Write out the full listing again, exactly as it stands.

Records provided ::
● ● ● ● ●

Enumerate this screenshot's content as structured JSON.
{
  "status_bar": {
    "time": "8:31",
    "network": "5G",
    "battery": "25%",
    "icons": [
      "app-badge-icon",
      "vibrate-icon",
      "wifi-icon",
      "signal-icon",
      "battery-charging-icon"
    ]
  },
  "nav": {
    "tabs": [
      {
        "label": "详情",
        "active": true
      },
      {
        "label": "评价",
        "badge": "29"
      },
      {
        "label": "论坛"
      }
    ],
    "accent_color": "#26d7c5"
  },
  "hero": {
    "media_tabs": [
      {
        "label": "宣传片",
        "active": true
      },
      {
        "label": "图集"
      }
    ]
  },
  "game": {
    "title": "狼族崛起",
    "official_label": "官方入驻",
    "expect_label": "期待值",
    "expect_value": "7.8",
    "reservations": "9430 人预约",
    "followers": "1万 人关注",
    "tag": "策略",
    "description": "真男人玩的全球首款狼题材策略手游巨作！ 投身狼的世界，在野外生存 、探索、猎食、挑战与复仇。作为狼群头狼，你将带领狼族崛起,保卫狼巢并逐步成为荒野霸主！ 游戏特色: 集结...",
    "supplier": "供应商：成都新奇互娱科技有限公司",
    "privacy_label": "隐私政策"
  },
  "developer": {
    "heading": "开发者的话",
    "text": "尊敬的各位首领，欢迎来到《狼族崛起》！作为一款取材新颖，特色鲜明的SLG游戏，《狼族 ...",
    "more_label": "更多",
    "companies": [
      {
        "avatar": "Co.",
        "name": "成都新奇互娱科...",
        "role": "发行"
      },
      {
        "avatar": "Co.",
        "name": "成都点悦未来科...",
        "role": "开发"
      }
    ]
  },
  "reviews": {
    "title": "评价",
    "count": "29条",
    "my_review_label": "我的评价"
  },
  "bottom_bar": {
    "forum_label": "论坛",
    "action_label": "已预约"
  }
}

● ● ● ● ●

Exercise output ::
Enumerate this screenshot's content as structured JSON.
{
  "status_bar": {
    "time": "8:31",
    "network": "5G",
    "battery": "25%",
    "icons": [
      "app-badge-icon",
      "vibrate-icon",
      "wifi-icon",
      "signal-icon",
      "battery-charging-icon"
    ]
  },
  "nav": {
    "tabs": [
      {
        "label": "详情",
        "active": true
      },
      {
        "label": "评价",
        "badge": "29"
      },
      {
        "label": "论坛"
      }
    ],
    "accent_color": "#26d7c5"
  },
  "hero": {
    "media_tabs": [
      {
        "label": "宣传片",
        "active": true
      },
      {
        "label": "图集"
      }
    ]
  },
  "game": {
    "title": "狼族崛起",
    "official_label": "官方入驻",
    "expect_label": "期待值",
    "expect_value": "7.8",
    "reservations": "9430 人预约",
    "followers": "1万 人关注",
    "tag": "策略",
    "description": "真男人玩的全球首款狼题材策略手游巨作！ 投身狼的世界，在野外生存 、探索、猎食、挑战与复仇。作为狼群头狼，你将带领狼族崛起,保卫狼巢并逐步成为荒野霸主！ 游戏特色: 集结...",
    "supplier": "供应商：成都新奇互娱科技有限公司",
    "privacy_label": "隐私政策"
  },
  "developer": {
    "heading": "开发者的话",
    "text": "尊敬的各位首领，欢迎来到《狼族崛起》！作为一款取材新颖，特色鲜明的SLG游戏，《狼族 ...",
    "more_label": "更多",
    "companies": [
      {
        "avatar": "Co.",
        "name": "成都新奇互娱科...",
        "role": "发行"
      },
      {
        "avatar": "Co.",
        "name": "成都点悦未来科...",
        "role": "开发"
      }
    ]
  },
  "reviews": {
    "title": "评价",
    "count": "29条",
    "my_review_label": "我的评价"
  },
  "bottom_bar": {
    "forum_label": "论坛",
    "action_label": "已预约"
  }
}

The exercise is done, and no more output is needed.